## [What to work on]
Every line of the data must be copied exactly.

## [Supplied information]
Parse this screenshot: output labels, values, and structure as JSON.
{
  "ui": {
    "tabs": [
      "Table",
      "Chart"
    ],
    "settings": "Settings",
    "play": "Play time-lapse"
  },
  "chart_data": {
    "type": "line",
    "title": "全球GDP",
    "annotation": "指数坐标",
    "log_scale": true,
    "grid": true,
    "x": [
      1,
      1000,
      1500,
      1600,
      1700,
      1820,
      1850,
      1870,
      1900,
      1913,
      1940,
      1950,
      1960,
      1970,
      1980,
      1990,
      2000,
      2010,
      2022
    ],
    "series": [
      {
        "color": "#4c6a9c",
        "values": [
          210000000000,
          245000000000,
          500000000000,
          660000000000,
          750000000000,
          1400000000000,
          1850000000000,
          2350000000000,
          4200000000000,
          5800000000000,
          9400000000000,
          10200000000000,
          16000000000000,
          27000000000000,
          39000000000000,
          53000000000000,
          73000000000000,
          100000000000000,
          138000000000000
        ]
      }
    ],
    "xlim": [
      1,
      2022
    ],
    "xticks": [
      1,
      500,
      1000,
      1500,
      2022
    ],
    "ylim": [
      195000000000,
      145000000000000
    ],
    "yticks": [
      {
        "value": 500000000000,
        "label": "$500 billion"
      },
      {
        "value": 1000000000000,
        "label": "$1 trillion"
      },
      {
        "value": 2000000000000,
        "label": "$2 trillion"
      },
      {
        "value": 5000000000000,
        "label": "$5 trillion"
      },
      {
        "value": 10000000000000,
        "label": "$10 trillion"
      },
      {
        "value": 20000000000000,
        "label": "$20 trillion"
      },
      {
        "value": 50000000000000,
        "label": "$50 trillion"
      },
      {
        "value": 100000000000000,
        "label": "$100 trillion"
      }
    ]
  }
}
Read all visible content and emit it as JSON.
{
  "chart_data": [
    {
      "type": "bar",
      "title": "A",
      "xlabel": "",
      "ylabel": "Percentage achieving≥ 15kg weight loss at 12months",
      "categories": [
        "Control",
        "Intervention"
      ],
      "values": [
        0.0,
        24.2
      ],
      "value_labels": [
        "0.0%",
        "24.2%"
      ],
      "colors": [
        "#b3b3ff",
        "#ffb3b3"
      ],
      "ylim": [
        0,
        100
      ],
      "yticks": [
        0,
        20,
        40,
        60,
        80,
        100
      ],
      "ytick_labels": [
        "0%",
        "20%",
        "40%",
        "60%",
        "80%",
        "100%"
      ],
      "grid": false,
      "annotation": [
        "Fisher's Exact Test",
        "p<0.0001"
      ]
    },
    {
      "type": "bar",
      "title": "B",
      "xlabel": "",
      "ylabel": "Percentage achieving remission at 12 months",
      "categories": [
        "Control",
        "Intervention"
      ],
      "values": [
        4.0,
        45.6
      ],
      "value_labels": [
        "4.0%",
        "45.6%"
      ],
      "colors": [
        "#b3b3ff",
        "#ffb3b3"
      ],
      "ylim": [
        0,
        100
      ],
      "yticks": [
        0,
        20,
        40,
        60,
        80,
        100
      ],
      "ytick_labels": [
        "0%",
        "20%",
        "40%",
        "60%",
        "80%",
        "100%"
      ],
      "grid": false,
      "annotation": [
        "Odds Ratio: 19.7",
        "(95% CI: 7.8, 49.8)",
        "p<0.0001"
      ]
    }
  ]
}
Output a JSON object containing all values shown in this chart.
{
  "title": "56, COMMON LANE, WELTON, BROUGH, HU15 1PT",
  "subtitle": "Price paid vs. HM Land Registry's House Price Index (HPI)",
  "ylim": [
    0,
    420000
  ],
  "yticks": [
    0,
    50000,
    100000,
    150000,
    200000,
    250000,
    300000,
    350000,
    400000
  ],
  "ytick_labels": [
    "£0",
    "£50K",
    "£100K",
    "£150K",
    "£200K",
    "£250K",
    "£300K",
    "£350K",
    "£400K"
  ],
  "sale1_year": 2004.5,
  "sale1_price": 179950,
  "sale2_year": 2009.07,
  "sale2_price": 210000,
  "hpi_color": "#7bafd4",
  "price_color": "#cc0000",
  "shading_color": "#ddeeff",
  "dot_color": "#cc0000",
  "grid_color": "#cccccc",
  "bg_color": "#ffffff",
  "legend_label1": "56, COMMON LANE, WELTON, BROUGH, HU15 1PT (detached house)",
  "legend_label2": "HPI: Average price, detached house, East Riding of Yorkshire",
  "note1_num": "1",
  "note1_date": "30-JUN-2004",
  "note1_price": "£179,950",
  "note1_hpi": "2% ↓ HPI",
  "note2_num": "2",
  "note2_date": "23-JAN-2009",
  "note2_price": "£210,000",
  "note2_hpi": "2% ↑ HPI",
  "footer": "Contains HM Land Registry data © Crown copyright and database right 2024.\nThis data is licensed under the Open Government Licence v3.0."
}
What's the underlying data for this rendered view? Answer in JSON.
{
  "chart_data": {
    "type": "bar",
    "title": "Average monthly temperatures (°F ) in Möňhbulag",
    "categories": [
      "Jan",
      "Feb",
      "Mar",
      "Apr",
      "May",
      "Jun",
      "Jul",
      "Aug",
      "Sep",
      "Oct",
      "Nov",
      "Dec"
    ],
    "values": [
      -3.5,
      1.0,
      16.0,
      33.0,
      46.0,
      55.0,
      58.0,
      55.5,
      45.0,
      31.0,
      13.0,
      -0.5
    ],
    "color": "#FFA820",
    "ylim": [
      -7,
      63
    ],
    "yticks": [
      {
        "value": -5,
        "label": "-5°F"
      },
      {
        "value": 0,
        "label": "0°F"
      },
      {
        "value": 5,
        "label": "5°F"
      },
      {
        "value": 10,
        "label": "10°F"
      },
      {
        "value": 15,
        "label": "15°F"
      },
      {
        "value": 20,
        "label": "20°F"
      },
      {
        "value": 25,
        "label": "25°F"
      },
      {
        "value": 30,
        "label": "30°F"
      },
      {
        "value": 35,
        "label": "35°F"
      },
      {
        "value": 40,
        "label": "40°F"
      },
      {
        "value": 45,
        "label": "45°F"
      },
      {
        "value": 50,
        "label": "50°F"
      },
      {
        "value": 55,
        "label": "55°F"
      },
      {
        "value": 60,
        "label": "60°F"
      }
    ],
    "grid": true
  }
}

## [Written solution]
Parse this screenshot: output labels, values, and structure as JSON.
{
  "ui": {
    "tabs": [
      "Table",
      "Chart"
    ],
    "settings": "Settings",
    "play": "Play time-lapse"
  },
  "chart_data": {
    "type": "line",
    "title": "全球GDP",
    "annotation": "指数坐标",
    "log_scale": true,
    "grid": true,
    "x": [
      1,
      1000,
      1500,
      1600,
      1700,
      1820,
      1850,
      1870,
      1900,
      1913,
      1940,
      1950,
      1960,
      1970,
      1980,
      1990,
      2000,
      2010,
      2022
    ],
    "series": [
      {
        "color": "#4c6a9c",
        "values": [
          210000000000,
          245000000000,
          500000000000,
          660000000000,
          750000000000,
          1400000000000,
          1850000000000,
          2350000000000,
          4200000000000,
          5800000000000,
          9400000000000,
          10200000000000,
          16000000000000,
          27000000000000,
          39000000000000,
          53000000000000,
          73000000000000,
          100000000000000,
          138000000000000
        ]
      }
    ],
    "xlim": [
      1,
      2022
    ],
    "xticks": [
      1,
      500,
      1000,
      1500,
      2022
    ],
    "ylim": [
      195000000000,
      145000000000000
    ],
    "yticks": [
      {
        "value": 500000000000,
        "label": "$500 billion"
      },
      {
        "value": 1000000000000,
        "label": "$1 trillion"
      },
      {
        "value": 2000000000000,
        "label": "$2 trillion"
      },
      {
        "value": 5000000000000,
        "label": "$5 trillion"
      },
      {
        "value": 10000000000000,
        "label": "$10 trillion"
      },
      {
        "value": 20000000000000,
        "label": "$20 trillion"
      },
      {
        "value": 50000000000000,
        "label": "$50 trillion"
      },
      {
        "value": 100000000000000,
        "label": "$100 trillion"
      }
    ]
  }
}
Read all visible content and emit it as JSON.
{
  "chart_data": [
    {
      "type": "bar",
      "title": "A",
      "xlabel": "",
      "ylabel": "Percentage achieving≥ 15kg weight loss at 12months",
      "categories": [
        "Control",
        "Intervention"
      ],
      "values": [
        0.0,
        24.2
      ],
      "value_labels": [
        "0.0%",
        "24.2%"
      ],
      "colors": [
        "#b3b3ff",
        "#ffb3b3"
      ],
      "ylim": [
        0,
        100
      ],
      "yticks": [
        0,
        20,
        40,
        60,
        80,
        100
      ],
      "ytick_labels": [
        "0%",
        "20%",
        "40%",
        "60%",
        "80%",
        "100%"
      ],
      "grid": false,
      "annotation": [
        "Fisher's Exact Test",
        "p<0.0001"
      ]
    },
    {
      "type": "bar",
      "title": "B",
      "xlabel": "",
      "ylabel": "Percentage achieving remission at 12 months",
      "categories": [
        "Control",
        "Intervention"
      ],
      "values": [
        4.0,
        45.6
      ],
      "value_labels": [
        "4.0%",
        "45.6%"
      ],
      "colors": [
        "#b3b3ff",
        "#ffb3b3"
      ],
      "ylim": [
        0,
        100
      ],
      "yticks": [
        0,
        20,
        40,
        60,
        80,
        100
      ],
      "ytick_labels": [
        "0%",
        "20%",
        "40%",
        "60%",
        "80%",
        "100%"
      ],
      "grid": false,
      "annotation": [
        "Odds Ratio: 19.7",
        "(95% CI: 7.8, 49.8)",
        "p<0.0001"
      ]
    }
  ]
}
Output a JSON object containing all values shown in this chart.
{
  "title": "56, COMMON LANE, WELTON, BROUGH, HU15 1PT",
  "subtitle": "Price paid vs. HM Land Registry's House Price Index (HPI)",
  "ylim": [
    0,
    420000
  ],
  "yticks": [
    0,
    50000,
    100000,
    150000,
    200000,
    250000,
    300000,
    350000,
    400000
  ],
  "ytick_labels": [
    "£0",
    "£50K",
    "£100K",
    "£150K",
    "£200K",
    "£250K",
    "£300K",
    "£350K",
    "£400K"
  ],
  "sale1_year": 2004.5,
  "sale1_price": 179950,
  "sale2_year": 2009.07,
  "sale2_price": 210000,
  "hpi_color": "#7bafd4",
  "price_color": "#cc0000",
  "shading_color": "#ddeeff",
  "dot_color": "#cc0000",
  "grid_color": "#cccccc",
  "bg_color": "#ffffff",
  "legend_label1": "56, COMMON LANE, WELTON, BROUGH, HU15 1PT (detached house)",
  "legend_label2": "HPI: Average price, detached house, East Riding of Yorkshire",
  "note1_num": "1",
  "note1_date": "30-JUN-2004",
  "note1_price": "£179,950",
  "note1_hpi": "2% ↓ HPI",
  "note2_num": "2",
  "note2_date": "23-JAN-2009",
  "note2_price": "£210,000",
  "note2_hpi": "2% ↑ HPI",
  "footer": "Contains HM Land Registry data © Crown copyright and database right 2024.\nThis data is licensed under the Open Government Licence v3.0."
}
What's the underlying data for this rendered view? Answer in JSON.
{
  "chart_data": {
    "type": "bar",
    "title": "Average monthly temperatures (°F ) in Möňhbulag",
    "categories": [
      "Jan",
      "Feb",
      "Mar",
      "Apr",
      "May",
      "Jun",
      "Jul",
      "Aug",
      "Sep",
      "Oct",
      "Nov",
      "Dec"
    ],
    "values": [
      -3.5,
      1.0,
      16.0,
      33.0,
      46.0,
      55.0,
      58.0,
      55.5,
      45.0,
      31.0,
      13.0,
      -0.5
    ],
    "color": "#FFA820",
    "ylim": [
      -7,
      63
    ],
    "yticks": [
      {
        "value": -5,
        "label": "-5°F"
      },
      {
        "value": 0,
        "label": "0°F"
      },
      {
        "value": 5,
        "label": "5°F"
      },
      {
        "value": 10,
        "label": "10°F"
      },
      {
        "value": 15,
        "label": "15°F"
      },
      {
        "value": 20,
        "label": "20°F"
      },
      {
        "value": 25,
        "label": "25°F"
      },
      {
        "value": 30,
        "label": "30°F"
      },
      {
        "value": 35,
        "label": "35°F"
      },
      {
        "value": 40,
        "label": "40°F"
      },
      {
        "value": 45,
        "label": "45°F"
      },
      {
        "value": 50,
        "label": "50°F"
      },
      {
        "value": 55,
        "label": "55°F"
      },
      {
        "value": 60,
        "label": "60°F"
      }
    ],
    "grid": true
  }
}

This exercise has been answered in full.